EXTRACTED MATERIAL.
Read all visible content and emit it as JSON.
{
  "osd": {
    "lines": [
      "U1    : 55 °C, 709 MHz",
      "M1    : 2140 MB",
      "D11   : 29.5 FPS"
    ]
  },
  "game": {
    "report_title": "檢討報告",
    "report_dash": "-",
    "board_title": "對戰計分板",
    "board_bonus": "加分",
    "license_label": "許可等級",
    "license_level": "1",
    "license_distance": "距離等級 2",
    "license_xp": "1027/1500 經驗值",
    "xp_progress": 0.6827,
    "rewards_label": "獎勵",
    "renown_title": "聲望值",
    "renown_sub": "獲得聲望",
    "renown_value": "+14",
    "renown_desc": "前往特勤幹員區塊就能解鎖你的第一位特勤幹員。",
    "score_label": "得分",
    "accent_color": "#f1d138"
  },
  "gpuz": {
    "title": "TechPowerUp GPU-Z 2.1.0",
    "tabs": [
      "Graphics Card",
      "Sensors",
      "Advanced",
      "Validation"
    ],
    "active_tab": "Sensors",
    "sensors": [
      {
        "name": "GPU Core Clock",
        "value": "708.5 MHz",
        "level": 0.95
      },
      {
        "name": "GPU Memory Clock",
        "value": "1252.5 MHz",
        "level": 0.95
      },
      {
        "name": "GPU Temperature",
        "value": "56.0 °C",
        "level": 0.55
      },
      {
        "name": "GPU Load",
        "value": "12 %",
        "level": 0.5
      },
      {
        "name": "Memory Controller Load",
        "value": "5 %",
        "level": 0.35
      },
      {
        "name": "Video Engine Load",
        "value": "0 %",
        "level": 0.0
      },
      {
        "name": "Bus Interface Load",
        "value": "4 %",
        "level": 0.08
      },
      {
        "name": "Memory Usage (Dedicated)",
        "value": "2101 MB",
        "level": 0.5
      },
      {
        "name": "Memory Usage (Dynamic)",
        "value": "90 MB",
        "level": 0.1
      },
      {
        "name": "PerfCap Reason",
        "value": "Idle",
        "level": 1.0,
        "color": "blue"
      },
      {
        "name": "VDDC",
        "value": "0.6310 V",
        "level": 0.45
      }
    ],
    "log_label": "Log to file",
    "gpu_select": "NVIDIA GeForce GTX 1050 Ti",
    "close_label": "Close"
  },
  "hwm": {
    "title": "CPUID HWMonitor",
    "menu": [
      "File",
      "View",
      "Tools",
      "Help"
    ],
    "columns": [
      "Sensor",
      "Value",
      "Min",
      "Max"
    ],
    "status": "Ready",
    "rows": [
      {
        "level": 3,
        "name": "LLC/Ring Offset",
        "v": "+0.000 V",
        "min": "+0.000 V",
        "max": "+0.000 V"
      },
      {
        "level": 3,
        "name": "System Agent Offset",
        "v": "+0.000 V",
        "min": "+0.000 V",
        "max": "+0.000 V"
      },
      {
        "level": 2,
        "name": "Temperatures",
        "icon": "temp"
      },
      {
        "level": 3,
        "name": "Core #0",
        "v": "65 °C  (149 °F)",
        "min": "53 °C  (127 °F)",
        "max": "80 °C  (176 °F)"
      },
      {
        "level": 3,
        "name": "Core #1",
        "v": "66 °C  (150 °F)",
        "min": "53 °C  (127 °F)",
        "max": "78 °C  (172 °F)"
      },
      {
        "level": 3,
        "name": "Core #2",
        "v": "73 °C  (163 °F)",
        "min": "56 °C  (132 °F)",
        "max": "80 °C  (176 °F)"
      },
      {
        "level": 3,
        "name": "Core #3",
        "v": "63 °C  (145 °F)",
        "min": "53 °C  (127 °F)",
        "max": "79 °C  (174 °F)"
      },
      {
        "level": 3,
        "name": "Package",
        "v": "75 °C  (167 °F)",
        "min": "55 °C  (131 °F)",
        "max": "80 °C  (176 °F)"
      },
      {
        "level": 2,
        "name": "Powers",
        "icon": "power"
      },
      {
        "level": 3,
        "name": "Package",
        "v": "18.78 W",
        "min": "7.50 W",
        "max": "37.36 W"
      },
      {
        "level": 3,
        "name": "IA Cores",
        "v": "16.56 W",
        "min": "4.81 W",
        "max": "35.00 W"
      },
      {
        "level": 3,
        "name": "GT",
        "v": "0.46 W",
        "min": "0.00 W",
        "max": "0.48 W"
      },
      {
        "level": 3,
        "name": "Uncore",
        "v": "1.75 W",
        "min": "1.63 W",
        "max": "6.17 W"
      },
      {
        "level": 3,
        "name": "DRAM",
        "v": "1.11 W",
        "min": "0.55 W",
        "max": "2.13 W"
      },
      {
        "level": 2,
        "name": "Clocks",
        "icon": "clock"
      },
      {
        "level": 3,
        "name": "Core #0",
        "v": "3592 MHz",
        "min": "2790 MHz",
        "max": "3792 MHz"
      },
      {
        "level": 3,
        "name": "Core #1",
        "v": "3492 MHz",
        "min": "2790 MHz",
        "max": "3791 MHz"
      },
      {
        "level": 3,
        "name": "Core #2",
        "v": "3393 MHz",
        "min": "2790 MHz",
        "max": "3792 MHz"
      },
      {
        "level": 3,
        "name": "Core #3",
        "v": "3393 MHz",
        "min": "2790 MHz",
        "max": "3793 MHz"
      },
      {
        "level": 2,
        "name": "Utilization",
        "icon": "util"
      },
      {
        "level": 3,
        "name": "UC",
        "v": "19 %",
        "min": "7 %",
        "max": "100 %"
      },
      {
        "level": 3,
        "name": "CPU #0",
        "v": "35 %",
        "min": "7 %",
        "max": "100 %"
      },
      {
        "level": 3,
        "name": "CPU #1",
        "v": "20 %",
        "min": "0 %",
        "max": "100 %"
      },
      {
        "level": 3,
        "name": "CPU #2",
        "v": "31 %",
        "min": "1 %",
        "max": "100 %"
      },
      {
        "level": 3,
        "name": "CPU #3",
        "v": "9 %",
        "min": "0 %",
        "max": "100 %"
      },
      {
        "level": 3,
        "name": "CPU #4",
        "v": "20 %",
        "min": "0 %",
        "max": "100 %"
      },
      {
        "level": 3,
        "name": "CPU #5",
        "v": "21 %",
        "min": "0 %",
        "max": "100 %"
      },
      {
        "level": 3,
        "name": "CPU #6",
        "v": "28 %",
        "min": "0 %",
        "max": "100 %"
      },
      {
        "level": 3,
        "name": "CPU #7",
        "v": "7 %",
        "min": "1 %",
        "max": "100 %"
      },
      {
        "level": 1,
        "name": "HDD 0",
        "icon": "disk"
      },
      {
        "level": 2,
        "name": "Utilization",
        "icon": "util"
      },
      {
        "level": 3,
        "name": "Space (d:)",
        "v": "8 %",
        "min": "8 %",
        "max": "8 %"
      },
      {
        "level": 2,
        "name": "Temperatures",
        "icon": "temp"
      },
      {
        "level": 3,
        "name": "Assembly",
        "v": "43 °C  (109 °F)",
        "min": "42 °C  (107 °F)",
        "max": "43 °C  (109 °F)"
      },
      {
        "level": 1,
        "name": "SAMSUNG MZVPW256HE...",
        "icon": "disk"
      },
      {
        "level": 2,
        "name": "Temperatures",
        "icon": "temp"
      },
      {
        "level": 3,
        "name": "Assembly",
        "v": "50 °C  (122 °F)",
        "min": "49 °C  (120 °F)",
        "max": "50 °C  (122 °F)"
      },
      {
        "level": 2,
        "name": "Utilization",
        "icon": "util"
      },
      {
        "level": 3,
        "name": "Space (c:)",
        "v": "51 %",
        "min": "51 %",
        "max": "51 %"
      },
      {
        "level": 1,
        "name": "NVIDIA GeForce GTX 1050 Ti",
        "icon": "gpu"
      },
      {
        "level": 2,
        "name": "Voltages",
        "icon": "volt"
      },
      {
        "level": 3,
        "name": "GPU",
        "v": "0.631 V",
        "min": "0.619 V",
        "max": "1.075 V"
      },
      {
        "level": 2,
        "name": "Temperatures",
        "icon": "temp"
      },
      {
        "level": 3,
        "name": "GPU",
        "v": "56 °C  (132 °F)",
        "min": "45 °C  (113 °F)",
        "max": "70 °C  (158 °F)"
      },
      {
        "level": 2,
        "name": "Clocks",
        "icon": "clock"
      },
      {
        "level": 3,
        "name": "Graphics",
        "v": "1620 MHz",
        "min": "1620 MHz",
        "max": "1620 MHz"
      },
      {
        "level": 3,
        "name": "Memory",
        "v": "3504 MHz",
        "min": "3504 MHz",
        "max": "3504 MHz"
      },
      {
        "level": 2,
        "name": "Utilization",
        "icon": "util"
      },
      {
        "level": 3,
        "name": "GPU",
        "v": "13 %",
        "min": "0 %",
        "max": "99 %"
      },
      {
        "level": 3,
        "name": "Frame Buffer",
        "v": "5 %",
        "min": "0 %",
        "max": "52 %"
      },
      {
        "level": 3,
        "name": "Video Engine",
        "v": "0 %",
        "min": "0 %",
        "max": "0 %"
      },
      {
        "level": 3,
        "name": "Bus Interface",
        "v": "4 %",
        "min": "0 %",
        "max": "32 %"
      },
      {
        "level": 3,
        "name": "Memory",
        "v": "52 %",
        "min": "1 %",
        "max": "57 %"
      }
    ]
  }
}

INSTRUCTIONS TO FOLLOW.
Copy the lines from the entries above in which the word "Offset" appears.

SOLUTION.
        "name": "LLC/Ring Offset",
        "name": "System Agent Offset",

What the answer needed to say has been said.